▶ [Selected passage]:
To better understand this apparent discrepancy, a similar comparison between single and multilayer volumetric thermal loading was performed for the thick section of the crystal. For the thick-section model, more element layers were needed to accurately simulate the path of the beam through the crystal. As shown in Figs. 2 and 6, with the beam centered over the thick section of the crystal the beam travels through more material. For this model and incident beam angle of 14.3°, the appropriate number of elemental layers was determined to be eight. A comparison of the results for these simulations is given in Table 6. As before, the convection coefficient was 20000 W m⁻² K⁻¹, and the total absorbed power for the thick-section model was increased to 650 W.

Table 6
Comparison of loading method on thick-section thermal distortion

Thermal loading method	Maximum temperature (K)
Single uniform heat generation	174.7
Staggered eight-layer heat generation	169.9

Thermal loading method	Slope error (µrad)
Single uniform heat generation	96.8
Staggered eight-layer heat generation	65.0

Figure 6
Monochromator cross section – thick-section beam detail (not to scale).

▶ [Requirements]:
- A) In the thick-section thermal loading passage, how many elemental layers were judged appropriate for an incident beam angle of 14.3°?
- B) For the thick-section thermal loading passage, decide whether each statement agrees with it: (i) the total absorbed power for the thick-section model was 650 W; (ii) the convection coefficient was changed for the thick-section simulations; (iii) the thick-section model required fewer element layers. Give yes or no for each, with the deciding words quoted from the passage.
- C) Extend the thick-section thermal loading passage, picking up after its last line.

▶ [Material provided]:
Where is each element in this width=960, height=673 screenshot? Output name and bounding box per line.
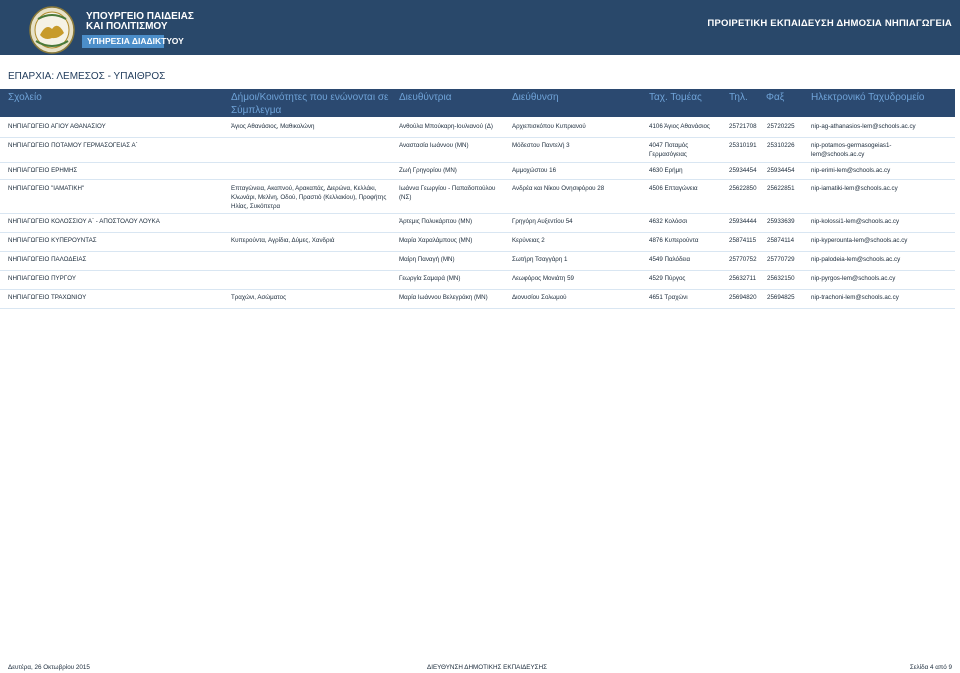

▶ [Expected answers]:
- A) Eight.

- B)
(i) Yes: "the total absorbed power for the thick-section model was increased to 650 W"
(ii) No: "As before, the convection coefficient was 20000 W m⁻² K⁻¹"
(iii) No: "more element layers were needed to accurately simulate the path of the beam through the crystal"

- C)
Contrary to the thin-section model, the method of volumetric loading in the thick-section model made a significant difference in the predicted maximum thermal distortion and temperature (Tables 5 and 6). The reason for the difference, in the case of the thin-section or slotted model, is probably due to the lack of a `good' thermal path under the elements with volumetric heat generation. Since the crystal is in a high-vacuum environment, no thermal energy (radiation heat transfer was not included in this analysis) is allowed to pass from the thin section into the slot. This boundary at the interface between the silicon material of the crystal and the slot is a perfectly insulated wall. As a consequence, the path of thermal energy removal (heat flow) is restricted. The effect of this restriction is to limit the spreading of thermal energy out from the volume of material directly beneath the footprint of the beam. As a consequence, the results from the single volumetric load and staggered five-layer load appear equivalent. However, in general, as seen in the thick-section analysis, this will not be the case. As a consequence, the method of using a single volumetric load cannot be used as a convenient simplification. Instead it is important that a model with discrete multilayer volumetric heat-generation loads be used. This was the method of thermal loading used in all subsequent simulations.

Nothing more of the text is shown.